◆ REQUEST ◆
Every record should be repeated exactly, except that pictures are left out.
__________________________________________________
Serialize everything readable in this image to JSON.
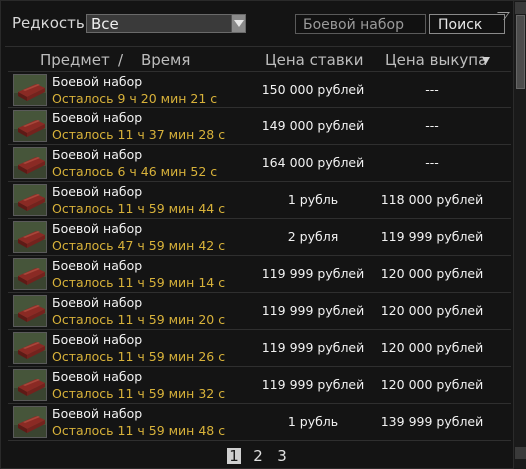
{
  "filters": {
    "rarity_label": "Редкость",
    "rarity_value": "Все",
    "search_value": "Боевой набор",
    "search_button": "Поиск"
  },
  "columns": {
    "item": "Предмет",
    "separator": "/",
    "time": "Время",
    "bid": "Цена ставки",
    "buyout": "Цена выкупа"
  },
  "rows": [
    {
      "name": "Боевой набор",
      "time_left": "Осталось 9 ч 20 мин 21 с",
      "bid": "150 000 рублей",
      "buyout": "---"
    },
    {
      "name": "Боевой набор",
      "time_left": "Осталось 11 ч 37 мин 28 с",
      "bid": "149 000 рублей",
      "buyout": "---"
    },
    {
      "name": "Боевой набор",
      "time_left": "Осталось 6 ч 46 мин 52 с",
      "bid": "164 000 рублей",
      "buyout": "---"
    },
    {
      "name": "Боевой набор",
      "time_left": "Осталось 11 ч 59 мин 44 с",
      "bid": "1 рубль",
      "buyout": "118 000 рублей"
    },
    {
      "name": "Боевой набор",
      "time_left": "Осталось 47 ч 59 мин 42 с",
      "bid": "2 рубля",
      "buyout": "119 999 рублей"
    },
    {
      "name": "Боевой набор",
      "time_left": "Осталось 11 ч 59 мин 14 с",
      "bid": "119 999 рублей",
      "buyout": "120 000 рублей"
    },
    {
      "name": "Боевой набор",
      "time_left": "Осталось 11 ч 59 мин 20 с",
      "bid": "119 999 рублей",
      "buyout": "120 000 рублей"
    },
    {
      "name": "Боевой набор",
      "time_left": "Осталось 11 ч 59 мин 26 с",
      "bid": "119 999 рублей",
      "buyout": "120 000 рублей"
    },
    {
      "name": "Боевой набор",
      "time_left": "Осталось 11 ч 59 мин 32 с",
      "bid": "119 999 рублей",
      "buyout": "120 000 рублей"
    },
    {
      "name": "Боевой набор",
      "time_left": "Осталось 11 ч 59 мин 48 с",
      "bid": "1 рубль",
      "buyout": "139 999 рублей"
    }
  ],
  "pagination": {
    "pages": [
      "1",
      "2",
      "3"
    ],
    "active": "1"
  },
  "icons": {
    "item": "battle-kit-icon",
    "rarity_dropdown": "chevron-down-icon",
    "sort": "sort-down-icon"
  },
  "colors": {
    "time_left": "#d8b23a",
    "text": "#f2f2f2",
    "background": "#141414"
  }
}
__________________________________________________
◆ RESULT ◆
Serialize everything readable in this image to JSON.
{
  "filters": {
    "rarity_label": "Редкость",
    "rarity_value": "Все",
    "search_value": "Боевой набор",
    "search_button": "Поиск"
  },
  "columns": {
    "item": "Предмет",
    "separator": "/",
    "time": "Время",
    "bid": "Цена ставки",
    "buyout": "Цена выкупа"
  },
  "rows": [
    {
      "name": "Боевой набор",
      "time_left": "Осталось 9 ч 20 мин 21 с",
      "bid": "150 000 рублей",
      "buyout": "---"
    },
    {
      "name": "Боевой набор",
      "time_left": "Осталось 11 ч 37 мин 28 с",
      "bid": "149 000 рублей",
      "buyout": "---"
    },
    {
      "name": "Боевой набор",
      "time_left": "Осталось 6 ч 46 мин 52 с",
      "bid": "164 000 рублей",
      "buyout": "---"
    },
    {
      "name": "Боевой набор",
      "time_left": "Осталось 11 ч 59 мин 44 с",
      "bid": "1 рубль",
      "buyout": "118 000 рублей"
    },
    {
      "name": "Боевой набор",
      "time_left": "Осталось 47 ч 59 мин 42 с",
      "bid": "2 рубля",
      "buyout": "119 999 рублей"
    },
    {
      "name": "Боевой набор",
      "time_left": "Осталось 11 ч 59 мин 14 с",
      "bid": "119 999 рублей",
      "buyout": "120 000 рублей"
    },
    {
      "name": "Боевой набор",
      "time_left": "Осталось 11 ч 59 мин 20 с",
      "bid": "119 999 рублей",
      "buyout": "120 000 рублей"
    },
    {
      "name": "Боевой набор",
      "time_left": "Осталось 11 ч 59 мин 26 с",
      "bid": "119 999 рублей",
      "buyout": "120 000 рублей"
    },
    {
      "name": "Боевой набор",
      "time_left": "Осталось 11 ч 59 мин 32 с",
      "bid": "119 999 рублей",
      "buyout": "120 000 рублей"
    },
    {
      "name": "Боевой набор",
      "time_left": "Осталось 11 ч 59 мин 48 с",
      "bid": "1 рубль",
      "buyout": "139 999 рублей"
    }
  ],
  "pagination": {
    "pages": [
      "1",
      "2",
      "3"
    ],
    "active": "1"
  },
  "icons": {
    "item": "battle-kit-icon",
    "rarity_dropdown": "chevron-down-icon",
    "sort": "sort-down-icon"
  },
  "colors": {
    "time_left": "#d8b23a",
    "text": "#f2f2f2",
    "background": "#141414"
  }
}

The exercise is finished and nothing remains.